[Begin Dataset extract]

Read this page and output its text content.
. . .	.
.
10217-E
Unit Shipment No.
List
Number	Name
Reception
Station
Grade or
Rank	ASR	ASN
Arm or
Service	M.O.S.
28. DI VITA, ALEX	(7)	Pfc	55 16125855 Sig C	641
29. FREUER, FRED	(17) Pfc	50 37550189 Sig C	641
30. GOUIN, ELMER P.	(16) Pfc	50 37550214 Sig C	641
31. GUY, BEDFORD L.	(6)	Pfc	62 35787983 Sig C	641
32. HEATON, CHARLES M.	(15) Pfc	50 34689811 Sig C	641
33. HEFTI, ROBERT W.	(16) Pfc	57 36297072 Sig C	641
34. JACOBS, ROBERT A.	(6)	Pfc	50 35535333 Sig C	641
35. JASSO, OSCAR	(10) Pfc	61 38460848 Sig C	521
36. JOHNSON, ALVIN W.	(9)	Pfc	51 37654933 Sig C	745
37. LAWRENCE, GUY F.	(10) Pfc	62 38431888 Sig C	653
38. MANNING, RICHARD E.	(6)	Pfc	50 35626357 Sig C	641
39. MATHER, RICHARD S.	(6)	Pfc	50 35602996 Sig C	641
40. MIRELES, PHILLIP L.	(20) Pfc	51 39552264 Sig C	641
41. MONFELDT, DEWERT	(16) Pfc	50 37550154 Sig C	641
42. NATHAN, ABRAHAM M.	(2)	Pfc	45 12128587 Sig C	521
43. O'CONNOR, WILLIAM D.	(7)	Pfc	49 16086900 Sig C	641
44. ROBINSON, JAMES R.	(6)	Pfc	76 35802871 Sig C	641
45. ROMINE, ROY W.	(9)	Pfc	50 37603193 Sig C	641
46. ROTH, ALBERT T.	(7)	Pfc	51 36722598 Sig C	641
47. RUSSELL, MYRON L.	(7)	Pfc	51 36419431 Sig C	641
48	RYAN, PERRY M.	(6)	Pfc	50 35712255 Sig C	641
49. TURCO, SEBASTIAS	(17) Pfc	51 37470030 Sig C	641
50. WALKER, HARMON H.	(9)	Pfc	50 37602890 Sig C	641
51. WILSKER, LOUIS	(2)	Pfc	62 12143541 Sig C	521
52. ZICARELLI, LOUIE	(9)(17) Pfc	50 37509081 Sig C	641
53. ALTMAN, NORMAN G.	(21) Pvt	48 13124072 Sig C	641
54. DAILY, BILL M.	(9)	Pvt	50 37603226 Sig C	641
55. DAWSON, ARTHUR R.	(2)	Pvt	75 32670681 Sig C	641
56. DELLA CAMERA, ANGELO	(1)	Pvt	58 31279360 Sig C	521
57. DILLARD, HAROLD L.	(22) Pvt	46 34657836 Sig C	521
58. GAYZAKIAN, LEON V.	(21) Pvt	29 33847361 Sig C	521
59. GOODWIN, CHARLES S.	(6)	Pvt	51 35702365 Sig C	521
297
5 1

[End Dataset extract]

> [Task description] Output all of the material, please, exactly as it stands.

> [Solved exercise]
Read this page and output its text content.
. . .	.
.
10217-E
Unit Shipment No.
List
Number	Name
Reception
Station
Grade or
Rank	ASR	ASN
Arm or
Service	M.O.S.
28. DI VITA, ALEX	(7)	Pfc	55 16125855 Sig C	641
29. FREUER, FRED	(17) Pfc	50 37550189 Sig C	641
30. GOUIN, ELMER P.	(16) Pfc	50 37550214 Sig C	641
31. GUY, BEDFORD L.	(6)	Pfc	62 35787983 Sig C	641
32. HEATON, CHARLES M.	(15) Pfc	50 34689811 Sig C	641
33. HEFTI, ROBERT W.	(16) Pfc	57 36297072 Sig C	641
34. JACOBS, ROBERT A.	(6)	Pfc	50 35535333 Sig C	641
35. JASSO, OSCAR	(10) Pfc	61 38460848 Sig C	521
36. JOHNSON, ALVIN W.	(9)	Pfc	51 37654933 Sig C	745
37. LAWRENCE, GUY F.	(10) Pfc	62 38431888 Sig C	653
38. MANNING, RICHARD E.	(6)	Pfc	50 35626357 Sig C	641
39. MATHER, RICHARD S.	(6)	Pfc	50 35602996 Sig C	641
40. MIRELES, PHILLIP L.	(20) Pfc	51 39552264 Sig C	641
41. MONFELDT, DEWERT	(16) Pfc	50 37550154 Sig C	641
42. NATHAN, ABRAHAM M.	(2)	Pfc	45 12128587 Sig C	521
43. O'CONNOR, WILLIAM D.	(7)	Pfc	49 16086900 Sig C	641
44. ROBINSON, JAMES R.	(6)	Pfc	76 35802871 Sig C	641
45. ROMINE, ROY W.	(9)	Pfc	50 37603193 Sig C	641
46. ROTH, ALBERT T.	(7)	Pfc	51 36722598 Sig C	641
47. RUSSELL, MYRON L.	(7)	Pfc	51 36419431 Sig C	641
48	RYAN, PERRY M.	(6)	Pfc	50 35712255 Sig C	641
49. TURCO, SEBASTIAS	(17) Pfc	51 37470030 Sig C	641
50. WALKER, HARMON H.	(9)	Pfc	50 37602890 Sig C	641
51. WILSKER, LOUIS	(2)	Pfc	62 12143541 Sig C	521
52. ZICARELLI, LOUIE	(9)(17) Pfc	50 37509081 Sig C	641
53. ALTMAN, NORMAN G.	(21) Pvt	48 13124072 Sig C	641
54. DAILY, BILL M.	(9)	Pvt	50 37603226 Sig C	641
55. DAWSON, ARTHUR R.	(2)	Pvt	75 32670681 Sig C	641
56. DELLA CAMERA, ANGELO	(1)	Pvt	58 31279360 Sig C	521
57. DILLARD, HAROLD L.	(22) Pvt	46 34657836 Sig C	521
58. GAYZAKIAN, LEON V.	(21) Pvt	29 33847361 Sig C	521
59. GOODWIN, CHARLES S.	(6)	Pvt	51 35702365 Sig C	521
297
5 1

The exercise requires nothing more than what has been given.